Todo torcedor brasileiro das demais regiões e que já tem alguma idade, sabe que durante muito tempo pelo menos os times de Belém, como o Remo e o Paysandu, tiveram papel importante em nosso futebol. Fazem falta, agora, como faz falta ver Belém nos nossos circuitos mais importantes – as séries A e B do Campeonato Brasileiro.
Os 25 times têm um total de 866 jogadores. Seu valor estimado total – 174 milhões de euros ou 401 milhões de reais – equivale ao valor somado dos times do Santos e do Palmeiras.
A Região Nordeste tem 19 dos 25 times. Os outros 6, da Região Centro-Oeste, são todos do estado de Goiás. Vale lembrar, igualmente, a ausência de times do Mato Grosso do Sul (como o Operário) e de Brasília (Brasiliense e Gama), que já protagonizaram bons papeis em nosso futebol. Os times dos estados da Bahia, Pernambuco, Goiás e Ceará somam 84% do total dos 25 times.
Temos uma estrutura e regulamentos definidos, que devem ser respeitados. Cidades, para não dizer estados ou o Distrito Federal como um todo, como Belém, Brasília e Campo Grande têm plenas condições econômicas para abrigar um time ao menos capacitado para disputar as séries A e B. Isso leva-me a crer que o problema básico nesses casos, como de resto ocorre em todo o país, está ligado a gestões que não foram e não são capazes de organizar e estruturar adequadamente clubes que já contam com o mais importante: torcedores e mercado.
━━━━━━━━
- **TAREFAS**:
A) Segundo o texto sobre os 25 times, quantos jogadores esses times somam ao todo?
B) Reproduza, do texto sobre os 25 times, tudo o que vai de "Todo torcedor brasileiro" até "do Campeonato Brasileiro.".
━━━━━━━━
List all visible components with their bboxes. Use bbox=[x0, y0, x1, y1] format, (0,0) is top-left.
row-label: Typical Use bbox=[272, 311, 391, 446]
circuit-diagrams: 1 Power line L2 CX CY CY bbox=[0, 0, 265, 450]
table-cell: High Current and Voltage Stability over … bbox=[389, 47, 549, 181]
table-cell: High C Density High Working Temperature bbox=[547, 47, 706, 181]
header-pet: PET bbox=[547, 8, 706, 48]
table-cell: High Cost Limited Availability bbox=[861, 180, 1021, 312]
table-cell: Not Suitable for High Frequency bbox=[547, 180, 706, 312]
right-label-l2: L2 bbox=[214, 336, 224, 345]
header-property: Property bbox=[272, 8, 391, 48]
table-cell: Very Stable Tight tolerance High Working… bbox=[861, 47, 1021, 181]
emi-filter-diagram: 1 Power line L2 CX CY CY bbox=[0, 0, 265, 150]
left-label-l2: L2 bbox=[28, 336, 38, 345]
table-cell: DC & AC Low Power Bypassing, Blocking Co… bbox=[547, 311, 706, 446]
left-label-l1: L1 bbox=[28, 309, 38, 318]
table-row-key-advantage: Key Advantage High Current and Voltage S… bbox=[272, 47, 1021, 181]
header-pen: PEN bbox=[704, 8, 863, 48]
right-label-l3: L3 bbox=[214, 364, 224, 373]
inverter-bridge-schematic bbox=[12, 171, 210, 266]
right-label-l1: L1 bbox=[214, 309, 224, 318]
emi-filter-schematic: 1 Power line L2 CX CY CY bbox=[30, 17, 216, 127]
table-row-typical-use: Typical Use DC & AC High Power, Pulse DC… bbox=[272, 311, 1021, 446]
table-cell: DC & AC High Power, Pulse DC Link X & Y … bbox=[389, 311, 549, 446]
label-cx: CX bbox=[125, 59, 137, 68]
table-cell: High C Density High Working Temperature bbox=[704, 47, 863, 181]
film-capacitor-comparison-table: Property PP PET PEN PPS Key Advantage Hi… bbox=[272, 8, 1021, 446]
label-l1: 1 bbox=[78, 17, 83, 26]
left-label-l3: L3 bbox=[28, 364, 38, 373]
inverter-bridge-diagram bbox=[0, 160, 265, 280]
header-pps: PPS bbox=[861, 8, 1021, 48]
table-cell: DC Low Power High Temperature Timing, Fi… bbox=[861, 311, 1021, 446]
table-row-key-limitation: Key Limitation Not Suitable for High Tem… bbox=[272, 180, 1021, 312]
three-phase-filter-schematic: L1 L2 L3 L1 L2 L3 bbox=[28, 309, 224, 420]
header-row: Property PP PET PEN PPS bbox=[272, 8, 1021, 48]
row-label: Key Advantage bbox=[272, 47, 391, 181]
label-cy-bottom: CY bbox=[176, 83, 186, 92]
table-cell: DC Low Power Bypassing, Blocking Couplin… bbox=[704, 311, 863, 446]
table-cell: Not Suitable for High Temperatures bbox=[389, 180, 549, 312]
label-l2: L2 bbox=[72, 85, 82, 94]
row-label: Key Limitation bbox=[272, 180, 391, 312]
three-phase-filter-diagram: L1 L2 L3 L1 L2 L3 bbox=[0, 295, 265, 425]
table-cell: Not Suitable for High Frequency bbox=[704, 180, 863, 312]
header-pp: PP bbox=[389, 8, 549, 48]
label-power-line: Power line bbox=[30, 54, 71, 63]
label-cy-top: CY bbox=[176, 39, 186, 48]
━━━━━━━━
- **RESPOSTAS A SEGUIR**:
A) 866 jogadores.

B)
Todo torcedor brasileiro das demais regiões e que já tem alguma idade, sabe que durante muito tempo pelo menos os times de Belém, como o Remo e o Paysandu, tiveram papel importante em nosso futebol. Fazem falta, agora, como faz falta ver Belém nos nossos circuitos mais importantes – as séries A e B do Campeonato Brasileiro.